● Record extracts
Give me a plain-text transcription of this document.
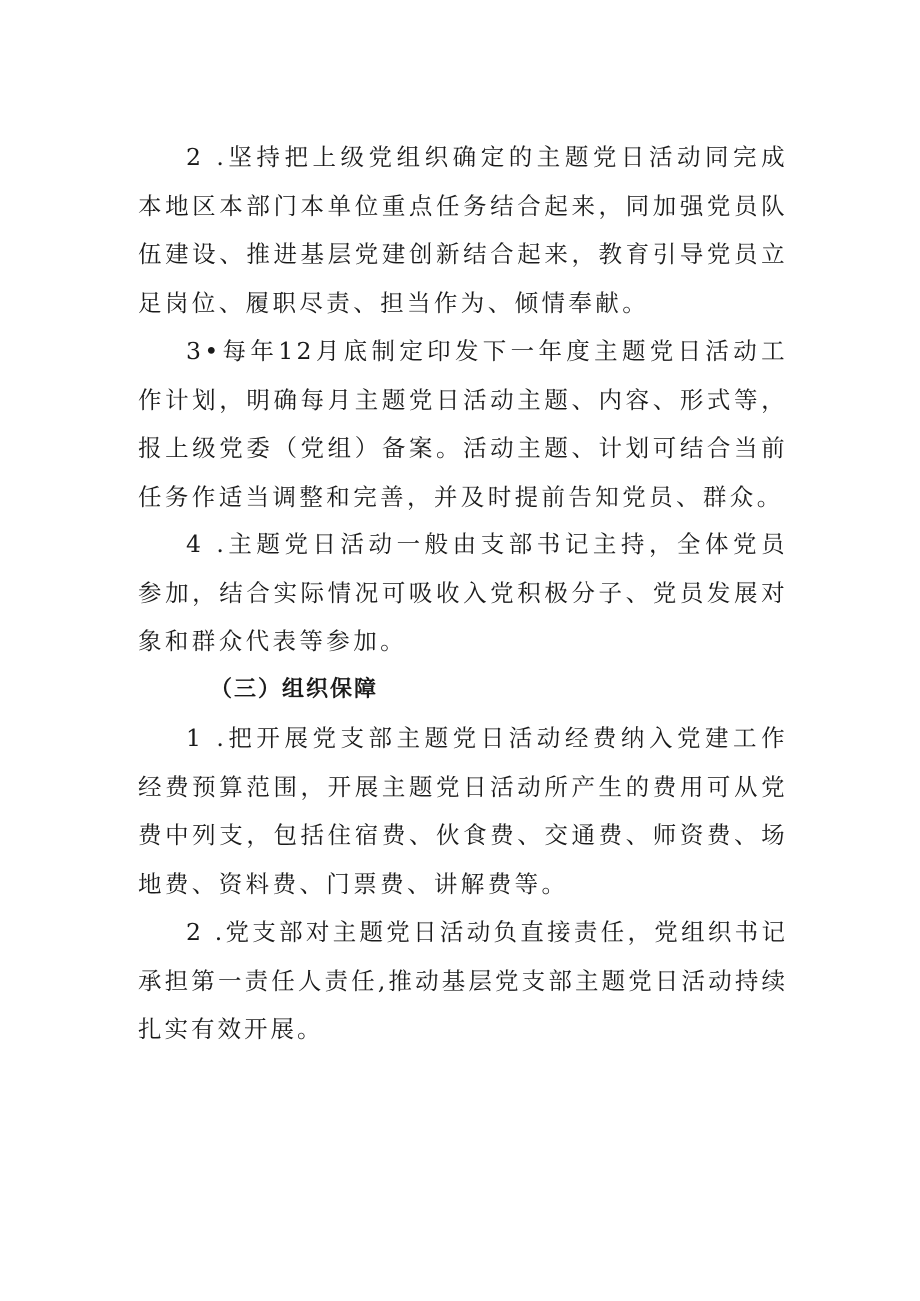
2 .坚持把上级党组织确定的主题党日活动同完成本地区本部门本单位重点任务结合起来，同加强党员队伍建设、推进基层党建创新结合起来，教育引导党员立足岗位、履职尽责、担当作为、倾情奉献。

3•每年12月底制定印发下一年度主题党日活动工作计划，明确每月主题党日活动主题、内容、形式等，报上级党委（党组）备案。活动主题、计划可结合当前任务作适当调整和完善，并及时提前告知党员、群众。

4 .主题党日活动一般由支部书记主持，全体党员参加，结合实际情况可吸收入党积极分子、党员发展对象和群众代表等参加。

（三）组织保障

1 .把开展党支部主题党日活动经费纳入党建工作经费预算范围，开展主题党日活动所产生的费用可从党费中列支，包括住宿费、伙食费、交通费、师资费、场地费、资料费、门票费、讲解费等。

2 .党支部对主题党日活动负直接责任，党组织书记承担第一责任人责任,推动基层党支部主题党日活动持续扎实有效开展。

● Written request
All the lines above are to be reproduced exactly, except the pictures.

● Response to the task
Give me a plain-text transcription of this document.
2 .坚持把上级党组织确定的主题党日活动同完成本地区本部门本单位重点任务结合起来，同加强党员队伍建设、推进基层党建创新结合起来，教育引导党员立足岗位、履职尽责、担当作为、倾情奉献。

3•每年12月底制定印发下一年度主题党日活动工作计划，明确每月主题党日活动主题、内容、形式等，报上级党委（党组）备案。活动主题、计划可结合当前任务作适当调整和完善，并及时提前告知党员、群众。

4 .主题党日活动一般由支部书记主持，全体党员参加，结合实际情况可吸收入党积极分子、党员发展对象和群众代表等参加。

（三）组织保障

1 .把开展党支部主题党日活动经费纳入党建工作经费预算范围，开展主题党日活动所产生的费用可从党费中列支，包括住宿费、伙食费、交通费、师资费、场地费、资料费、门票费、讲解费等。

2 .党支部对主题党日活动负直接责任，党组织书记承担第一责任人责任,推动基层党支部主题党日活动持续扎实有效开展。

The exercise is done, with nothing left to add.